**Material supplied**
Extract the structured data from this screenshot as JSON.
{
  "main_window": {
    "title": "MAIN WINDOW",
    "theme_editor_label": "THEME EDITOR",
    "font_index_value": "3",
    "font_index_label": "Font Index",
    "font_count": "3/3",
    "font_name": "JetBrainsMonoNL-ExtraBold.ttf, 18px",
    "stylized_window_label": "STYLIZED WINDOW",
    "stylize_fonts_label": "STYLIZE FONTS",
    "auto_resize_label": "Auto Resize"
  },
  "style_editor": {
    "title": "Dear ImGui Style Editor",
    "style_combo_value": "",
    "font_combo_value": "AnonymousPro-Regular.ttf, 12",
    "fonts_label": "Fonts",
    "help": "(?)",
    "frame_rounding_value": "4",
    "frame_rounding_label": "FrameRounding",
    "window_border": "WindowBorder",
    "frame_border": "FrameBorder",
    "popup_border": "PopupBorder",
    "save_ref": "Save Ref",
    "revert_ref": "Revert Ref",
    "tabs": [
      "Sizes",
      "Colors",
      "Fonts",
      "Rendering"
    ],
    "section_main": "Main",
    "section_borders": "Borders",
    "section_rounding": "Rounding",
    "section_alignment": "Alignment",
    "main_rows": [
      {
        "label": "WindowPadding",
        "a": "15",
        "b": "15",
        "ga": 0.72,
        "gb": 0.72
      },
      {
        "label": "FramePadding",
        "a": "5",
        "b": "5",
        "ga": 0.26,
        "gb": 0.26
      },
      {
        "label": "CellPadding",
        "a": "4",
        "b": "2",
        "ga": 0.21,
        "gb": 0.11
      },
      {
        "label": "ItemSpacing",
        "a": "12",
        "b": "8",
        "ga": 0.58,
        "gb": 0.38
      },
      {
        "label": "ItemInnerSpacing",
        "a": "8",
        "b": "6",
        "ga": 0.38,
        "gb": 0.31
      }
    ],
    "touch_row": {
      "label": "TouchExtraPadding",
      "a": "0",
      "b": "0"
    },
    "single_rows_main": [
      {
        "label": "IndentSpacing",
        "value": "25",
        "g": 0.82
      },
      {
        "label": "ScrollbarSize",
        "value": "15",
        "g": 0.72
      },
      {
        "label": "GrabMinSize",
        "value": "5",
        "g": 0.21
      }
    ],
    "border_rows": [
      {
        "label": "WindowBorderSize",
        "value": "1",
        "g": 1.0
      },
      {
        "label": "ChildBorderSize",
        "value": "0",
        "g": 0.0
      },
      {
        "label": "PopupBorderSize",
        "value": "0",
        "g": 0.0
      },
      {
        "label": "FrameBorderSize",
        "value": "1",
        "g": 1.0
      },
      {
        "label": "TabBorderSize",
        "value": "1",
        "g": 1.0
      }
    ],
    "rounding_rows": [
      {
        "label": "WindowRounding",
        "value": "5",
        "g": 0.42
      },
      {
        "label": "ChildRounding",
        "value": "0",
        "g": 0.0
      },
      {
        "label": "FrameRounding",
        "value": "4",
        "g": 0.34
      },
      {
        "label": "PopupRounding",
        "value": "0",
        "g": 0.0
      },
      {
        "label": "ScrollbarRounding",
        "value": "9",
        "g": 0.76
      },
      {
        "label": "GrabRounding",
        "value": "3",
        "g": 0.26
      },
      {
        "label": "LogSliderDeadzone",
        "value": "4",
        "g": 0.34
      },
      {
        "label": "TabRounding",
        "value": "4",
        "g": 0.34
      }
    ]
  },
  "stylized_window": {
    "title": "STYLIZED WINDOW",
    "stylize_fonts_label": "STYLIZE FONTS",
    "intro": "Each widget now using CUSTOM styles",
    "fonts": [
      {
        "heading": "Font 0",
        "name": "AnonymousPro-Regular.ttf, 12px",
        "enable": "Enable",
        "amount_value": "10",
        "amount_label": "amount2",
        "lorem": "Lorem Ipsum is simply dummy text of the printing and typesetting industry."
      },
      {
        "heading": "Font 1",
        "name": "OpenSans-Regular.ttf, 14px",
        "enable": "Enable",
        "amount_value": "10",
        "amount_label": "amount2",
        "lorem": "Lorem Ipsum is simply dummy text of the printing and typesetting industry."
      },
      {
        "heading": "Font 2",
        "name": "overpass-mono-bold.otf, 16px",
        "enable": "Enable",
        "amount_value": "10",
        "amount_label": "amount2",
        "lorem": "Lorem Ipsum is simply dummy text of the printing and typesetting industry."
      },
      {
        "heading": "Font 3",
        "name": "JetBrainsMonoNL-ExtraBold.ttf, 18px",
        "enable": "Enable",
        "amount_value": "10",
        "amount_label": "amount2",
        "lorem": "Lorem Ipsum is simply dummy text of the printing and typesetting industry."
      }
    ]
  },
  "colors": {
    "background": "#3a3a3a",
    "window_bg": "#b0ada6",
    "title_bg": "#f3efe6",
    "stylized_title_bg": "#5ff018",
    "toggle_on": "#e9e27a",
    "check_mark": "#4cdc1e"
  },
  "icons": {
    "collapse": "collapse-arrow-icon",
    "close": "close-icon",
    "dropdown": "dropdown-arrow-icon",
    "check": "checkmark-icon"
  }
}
==
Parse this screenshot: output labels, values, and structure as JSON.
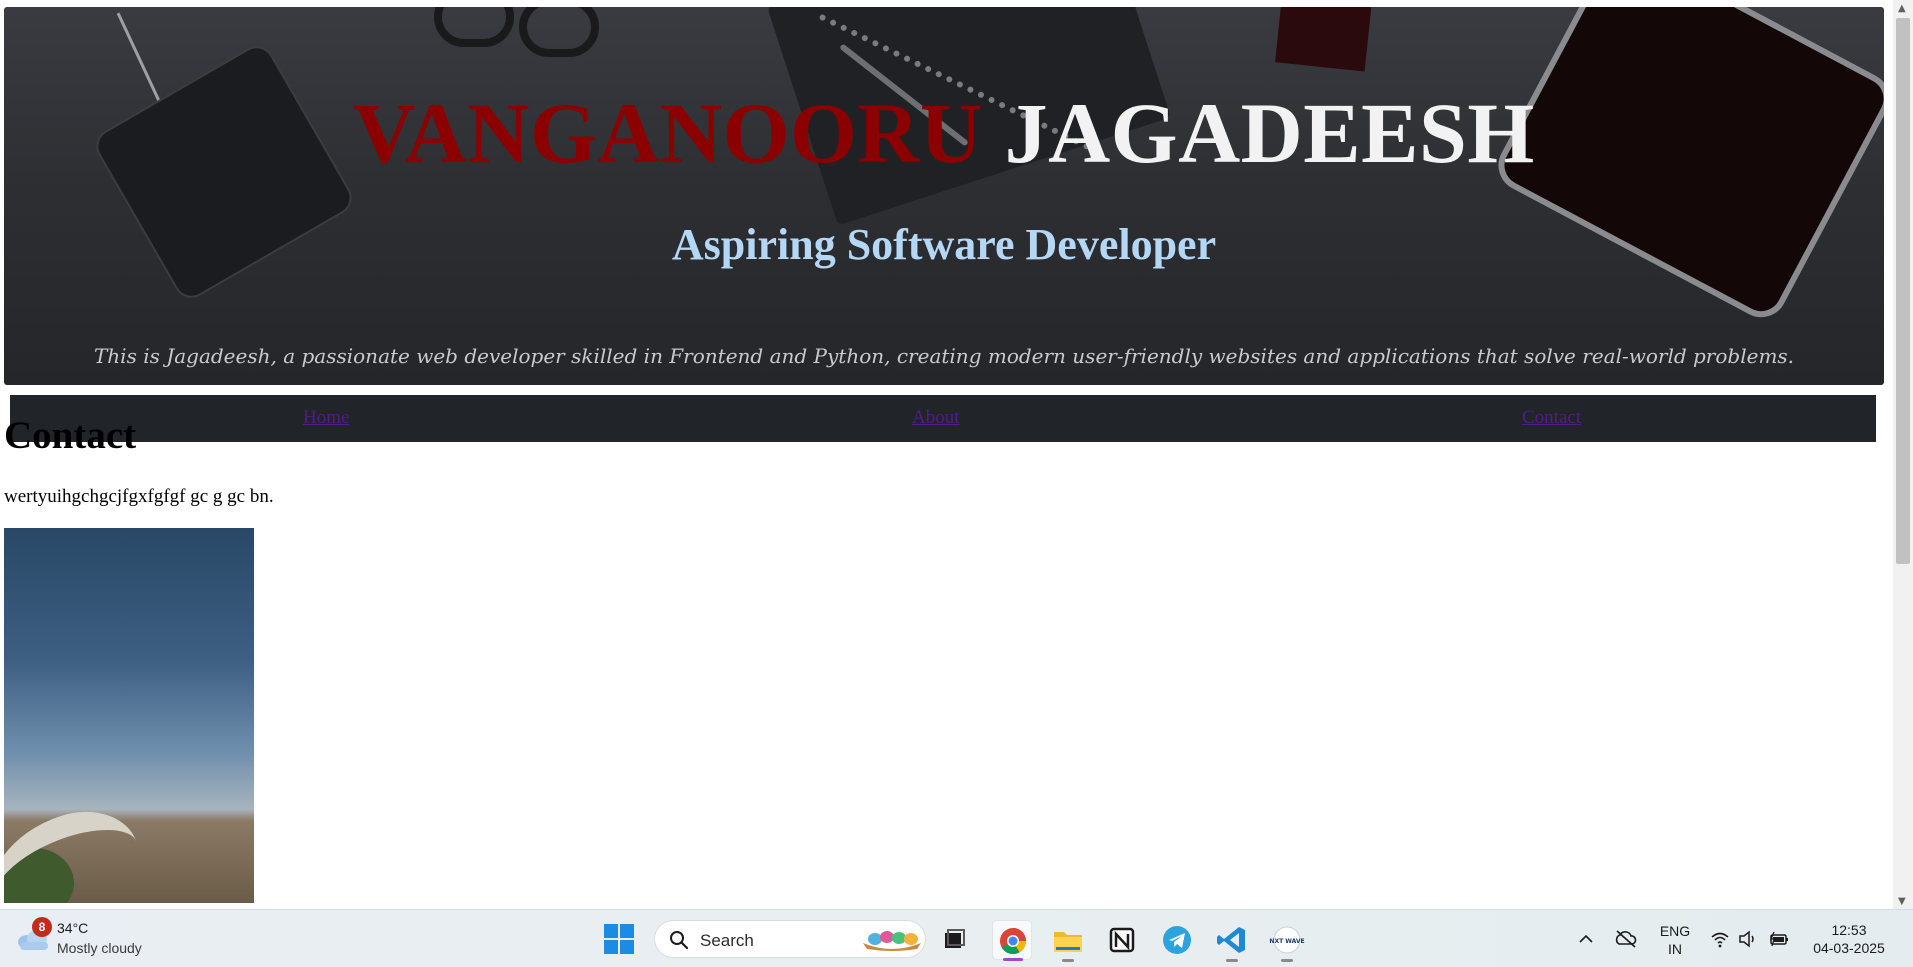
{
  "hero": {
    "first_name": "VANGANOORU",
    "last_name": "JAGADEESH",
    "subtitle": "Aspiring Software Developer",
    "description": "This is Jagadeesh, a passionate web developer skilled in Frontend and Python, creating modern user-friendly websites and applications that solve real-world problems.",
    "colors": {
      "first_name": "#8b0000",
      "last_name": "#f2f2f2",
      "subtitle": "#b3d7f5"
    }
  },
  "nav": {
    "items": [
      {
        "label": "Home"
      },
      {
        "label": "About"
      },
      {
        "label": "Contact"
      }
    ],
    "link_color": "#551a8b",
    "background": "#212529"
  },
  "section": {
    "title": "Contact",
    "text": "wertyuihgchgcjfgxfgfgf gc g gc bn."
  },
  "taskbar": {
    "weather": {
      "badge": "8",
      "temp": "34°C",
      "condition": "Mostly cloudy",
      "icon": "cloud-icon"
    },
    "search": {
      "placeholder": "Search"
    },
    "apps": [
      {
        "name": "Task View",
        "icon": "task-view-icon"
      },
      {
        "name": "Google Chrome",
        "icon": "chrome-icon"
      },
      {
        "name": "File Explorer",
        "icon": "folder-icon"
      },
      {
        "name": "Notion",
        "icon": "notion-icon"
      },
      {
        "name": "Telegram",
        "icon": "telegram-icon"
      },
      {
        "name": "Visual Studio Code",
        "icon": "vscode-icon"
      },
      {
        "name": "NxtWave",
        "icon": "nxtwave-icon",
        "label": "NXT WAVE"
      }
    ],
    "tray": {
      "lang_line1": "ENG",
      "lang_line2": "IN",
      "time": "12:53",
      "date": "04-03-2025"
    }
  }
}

**Work instructions**
Copy every single line of the material above that holds "arrow".

**Solution to this problem**
    "collapse": "collapse-arrow-icon",
    "dropdown": "dropdown-arrow-icon",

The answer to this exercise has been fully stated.